**DIRECTIONS FOR THIS TASK:** Collect every line in the records below that contains the word "Mean".

┌────────

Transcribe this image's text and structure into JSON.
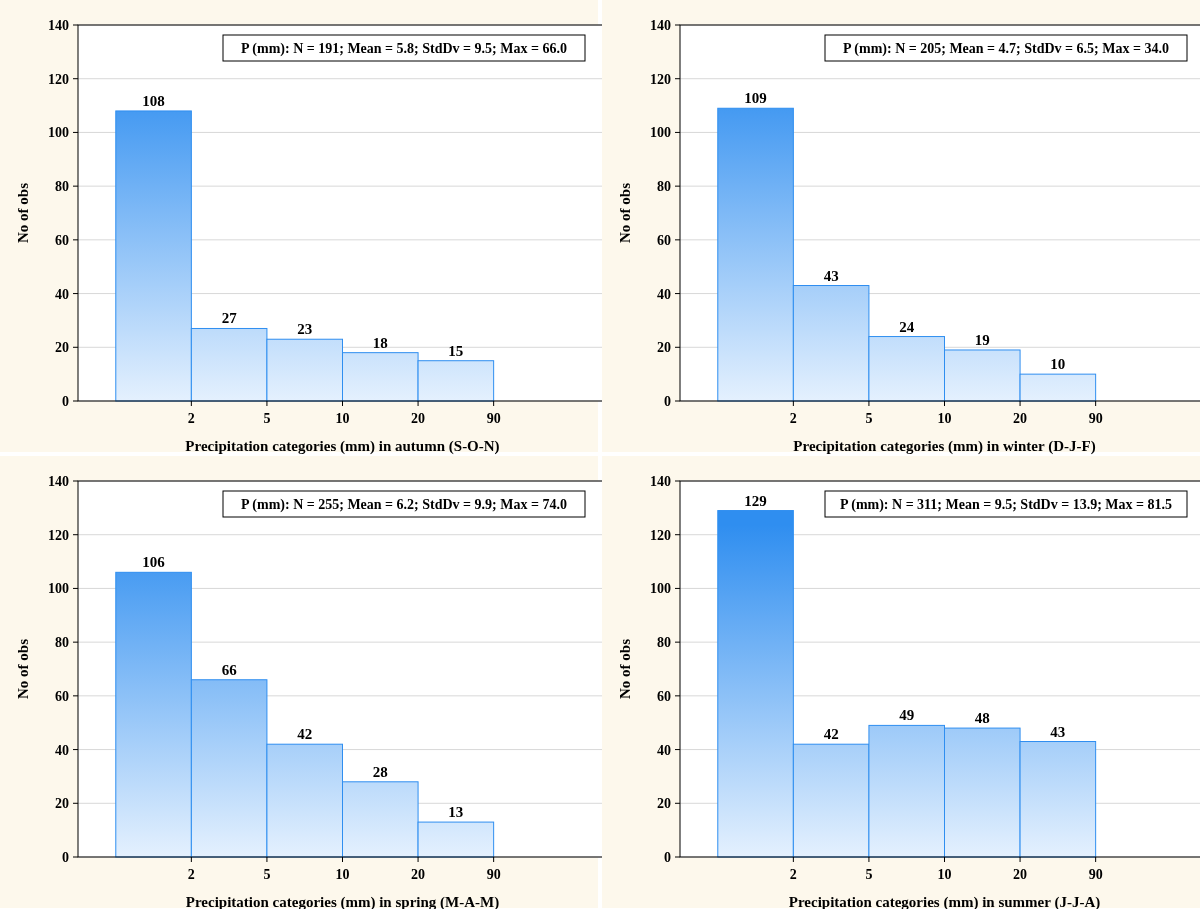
{
  "chart_data": [
    {
      "type": "bar",
      "xlabel": "Precipitation categories (mm) in autumn (S-O-N)",
      "ylabel": "No of obs",
      "categories": [
        "2",
        "5",
        "10",
        "20",
        "90"
      ],
      "values": [
        108,
        27,
        23,
        18,
        15
      ],
      "color": "#2f8ef0",
      "ylim": [
        0,
        140
      ],
      "yticks": [
        0,
        20,
        40,
        60,
        80,
        100,
        120,
        140
      ],
      "grid": "y",
      "data_labels": true,
      "annotations": [
        "P (mm): N = 191; Mean = 5.8; StdDv = 9.5; Max = 66.0"
      ]
    },
    {
      "type": "bar",
      "xlabel": "Precipitation categories (mm) in winter (D-J-F)",
      "ylabel": "No of obs",
      "categories": [
        "2",
        "5",
        "10",
        "20",
        "90"
      ],
      "values": [
        109,
        43,
        24,
        19,
        10
      ],
      "color": "#2f8ef0",
      "ylim": [
        0,
        140
      ],
      "yticks": [
        0,
        20,
        40,
        60,
        80,
        100,
        120,
        140
      ],
      "grid": "y",
      "data_labels": true,
      "annotations": [
        "P (mm): N = 205; Mean = 4.7; StdDv = 6.5; Max = 34.0"
      ]
    },
    {
      "type": "bar",
      "xlabel": "Precipitation categories (mm) in spring (M-A-M)",
      "ylabel": "No of obs",
      "categories": [
        "2",
        "5",
        "10",
        "20",
        "90"
      ],
      "values": [
        106,
        66,
        42,
        28,
        13
      ],
      "color": "#2f8ef0",
      "ylim": [
        0,
        140
      ],
      "yticks": [
        0,
        20,
        40,
        60,
        80,
        100,
        120,
        140
      ],
      "grid": "y",
      "data_labels": true,
      "annotations": [
        "P (mm): N = 255; Mean = 6.2; StdDv = 9.9; Max = 74.0"
      ]
    },
    {
      "type": "bar",
      "xlabel": "Precipitation categories (mm) in summer (J-J-A)",
      "ylabel": "No of obs",
      "categories": [
        "2",
        "5",
        "10",
        "20",
        "90"
      ],
      "values": [
        129,
        42,
        49,
        48,
        43
      ],
      "color": "#2f8ef0",
      "ylim": [
        0,
        140
      ],
      "yticks": [
        0,
        20,
        40,
        60,
        80,
        100,
        120,
        140
      ],
      "grid": "y",
      "data_labels": true,
      "annotations": [
        "P (mm): N = 311; Mean = 9.5; StdDv = 13.9; Max = 81.5"
      ]
    }
  ]
}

└────────

**EXERCISE RESPONSE:**
        "P (mm): N = 191; Mean = 5.8; StdDv = 9.5; Max = 66.0"
        "P (mm): N = 205; Mean = 4.7; StdDv = 6.5; Max = 34.0"
        "P (mm): N = 255; Mean = 6.2; StdDv = 9.9; Max = 74.0"
        "P (mm): N = 311; Mean = 9.5; StdDv = 13.9; Max = 81.5"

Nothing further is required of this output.